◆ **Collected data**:
---+---

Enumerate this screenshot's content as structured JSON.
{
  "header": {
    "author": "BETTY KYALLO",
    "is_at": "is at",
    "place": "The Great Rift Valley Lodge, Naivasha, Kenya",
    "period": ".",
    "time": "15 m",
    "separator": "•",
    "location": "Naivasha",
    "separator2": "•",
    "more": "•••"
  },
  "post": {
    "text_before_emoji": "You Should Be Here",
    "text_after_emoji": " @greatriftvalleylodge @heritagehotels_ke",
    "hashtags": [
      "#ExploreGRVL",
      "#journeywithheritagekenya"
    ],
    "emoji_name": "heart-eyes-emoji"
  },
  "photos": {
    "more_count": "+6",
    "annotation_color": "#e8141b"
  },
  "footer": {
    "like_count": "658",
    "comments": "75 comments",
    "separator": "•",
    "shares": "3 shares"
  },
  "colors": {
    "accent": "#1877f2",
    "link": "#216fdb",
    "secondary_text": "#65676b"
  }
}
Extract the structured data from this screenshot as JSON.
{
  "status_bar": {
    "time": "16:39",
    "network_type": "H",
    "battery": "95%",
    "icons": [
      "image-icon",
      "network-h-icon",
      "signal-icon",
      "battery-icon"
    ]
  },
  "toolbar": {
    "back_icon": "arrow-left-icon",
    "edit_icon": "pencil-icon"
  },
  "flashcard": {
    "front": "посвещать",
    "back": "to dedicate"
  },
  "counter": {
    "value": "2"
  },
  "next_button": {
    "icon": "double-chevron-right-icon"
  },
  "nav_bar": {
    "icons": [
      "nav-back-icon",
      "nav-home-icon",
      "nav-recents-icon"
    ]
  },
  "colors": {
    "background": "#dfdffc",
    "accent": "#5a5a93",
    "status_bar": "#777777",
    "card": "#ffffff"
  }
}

---+---

◆ **DIRECTIONS FOR THIS TASK**:
Set all of the entries down again, exactly as they were given.

◆ **RESULT OF THE EXERCISE**:
Enumerate this screenshot's content as structured JSON.
{
  "header": {
    "author": "BETTY KYALLO",
    "is_at": "is at",
    "place": "The Great Rift Valley Lodge, Naivasha, Kenya",
    "period": ".",
    "time": "15 m",
    "separator": "•",
    "location": "Naivasha",
    "separator2": "•",
    "more": "•••"
  },
  "post": {
    "text_before_emoji": "You Should Be Here",
    "text_after_emoji": " @greatriftvalleylodge @heritagehotels_ke",
    "hashtags": [
      "#ExploreGRVL",
      "#journeywithheritagekenya"
    ],
    "emoji_name": "heart-eyes-emoji"
  },
  "photos": {
    "more_count": "+6",
    "annotation_color": "#e8141b"
  },
  "footer": {
    "like_count": "658",
    "comments": "75 comments",
    "separator": "•",
    "shares": "3 shares"
  },
  "colors": {
    "accent": "#1877f2",
    "link": "#216fdb",
    "secondary_text": "#65676b"
  }
}
Extract the structured data from this screenshot as JSON.
{
  "status_bar": {
    "time": "16:39",
    "network_type": "H",
    "battery": "95%",
    "icons": [
      "image-icon",
      "network-h-icon",
      "signal-icon",
      "battery-icon"
    ]
  },
  "toolbar": {
    "back_icon": "arrow-left-icon",
    "edit_icon": "pencil-icon"
  },
  "flashcard": {
    "front": "посвещать",
    "back": "to dedicate"
  },
  "counter": {
    "value": "2"
  },
  "next_button": {
    "icon": "double-chevron-right-icon"
  },
  "nav_bar": {
    "icons": [
      "nav-back-icon",
      "nav-home-icon",
      "nav-recents-icon"
    ]
  },
  "colors": {
    "background": "#dfdffc",
    "accent": "#5a5a93",
    "status_bar": "#777777",
    "card": "#ffffff"
  }
}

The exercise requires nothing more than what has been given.